Given information ->
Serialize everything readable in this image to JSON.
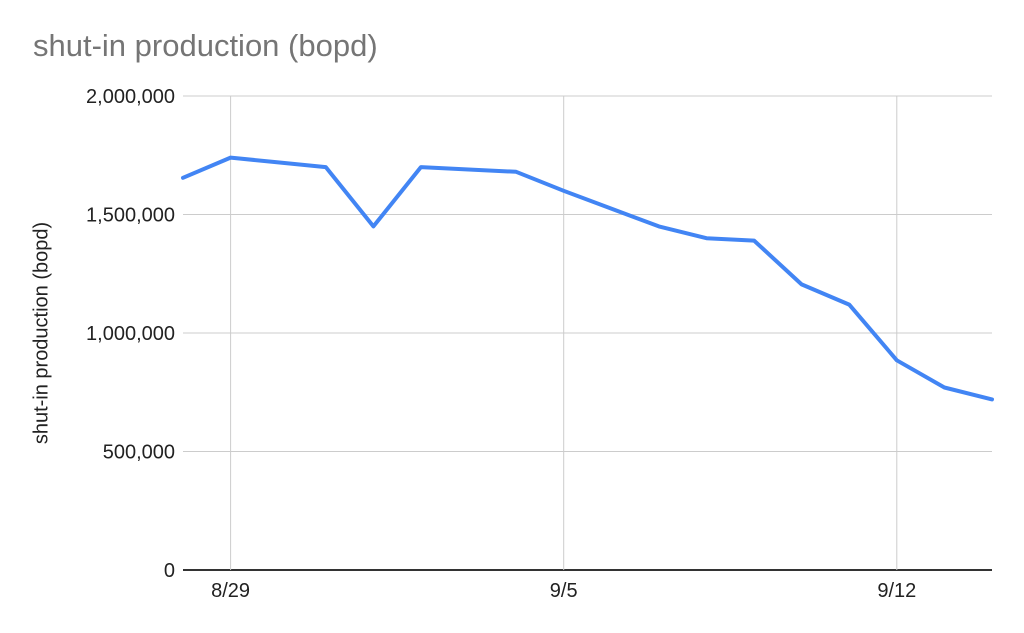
{
  "chart_data": {
    "type": "line",
    "title": "shut-in production (bopd)",
    "xlabel": "",
    "ylabel": "shut-in production (bopd)",
    "x": [
      "8/28",
      "8/29",
      "8/30",
      "8/31",
      "9/1",
      "9/2",
      "9/3",
      "9/4",
      "9/5",
      "9/6",
      "9/7",
      "9/8",
      "9/9",
      "9/10",
      "9/11",
      "9/12",
      "9/13",
      "9/14"
    ],
    "series": [
      {
        "name": "shut-in production (bopd)",
        "values": [
          1655000,
          1740000,
          1720000,
          1700000,
          1450000,
          1700000,
          1690000,
          1680000,
          1600000,
          1525000,
          1450000,
          1400000,
          1390000,
          1205000,
          1120000,
          885000,
          770000,
          720000
        ]
      }
    ],
    "x_ticks": [
      {
        "index": 1,
        "label": "8/29"
      },
      {
        "index": 8,
        "label": "9/5"
      },
      {
        "index": 15,
        "label": "9/12"
      }
    ],
    "y_ticks": [
      {
        "value": 0,
        "label": "0"
      },
      {
        "value": 500000,
        "label": "500,000"
      },
      {
        "value": 1000000,
        "label": "1,000,000"
      },
      {
        "value": 1500000,
        "label": "1,500,000"
      },
      {
        "value": 2000000,
        "label": "2,000,000"
      }
    ],
    "ylim": [
      0,
      2000000
    ],
    "grid": true,
    "legend_position": "none",
    "colors": {
      "line": "#4285f4",
      "grid": "#cccccc",
      "axis": "#333333",
      "title": "#757575",
      "tick_label": "#222222"
    }
  }
}
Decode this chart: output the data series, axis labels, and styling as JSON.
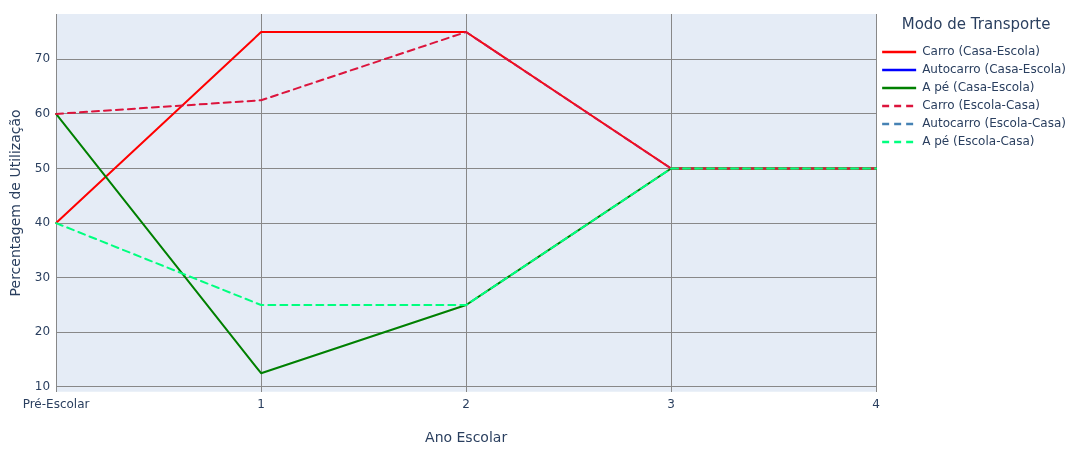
{
  "chart_data": {
    "type": "line",
    "xlabel": "Ano Escolar",
    "ylabel": "Percentagem de Utilização",
    "legend_title": "Modo de Transporte",
    "categories": [
      "Pré-Escolar",
      "1",
      "2",
      "3",
      "4"
    ],
    "ylim": [
      9.1,
      78.3
    ],
    "yticks": [
      10,
      20,
      30,
      40,
      50,
      60,
      70
    ],
    "grid": true,
    "legend": "right",
    "marker": "none",
    "series": [
      {
        "name": "Carro (Casa-Escola)",
        "color": "#ff0000",
        "line_style": "solid",
        "values": [
          40,
          75,
          75,
          50,
          50
        ]
      },
      {
        "name": "Autocarro (Casa-Escola)",
        "color": "#0000ff",
        "line_style": "solid",
        "values": [
          null,
          null,
          null,
          null,
          null
        ]
      },
      {
        "name": "A pé (Casa-Escola)",
        "color": "#008000",
        "line_style": "solid",
        "values": [
          60,
          12.5,
          25,
          50,
          50
        ]
      },
      {
        "name": "Carro (Escola-Casa)",
        "color": "#dc143c",
        "line_style": "dashed",
        "values": [
          60,
          62.5,
          75,
          50,
          50
        ]
      },
      {
        "name": "Autocarro (Escola-Casa)",
        "color": "#4682b4",
        "line_style": "dashed",
        "values": [
          null,
          null,
          null,
          null,
          null
        ]
      },
      {
        "name": "A pé (Escola-Casa)",
        "color": "#00ff7f",
        "line_style": "dashed",
        "values": [
          40,
          25,
          25,
          50,
          50
        ]
      }
    ]
  }
}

Prompt -> Find "this". Copy every line it occurs in.

Finished exercise ->
Serialize everything readable in this image to JSON.
Decode this chart: output the data series, axis labels, and styling as JSON.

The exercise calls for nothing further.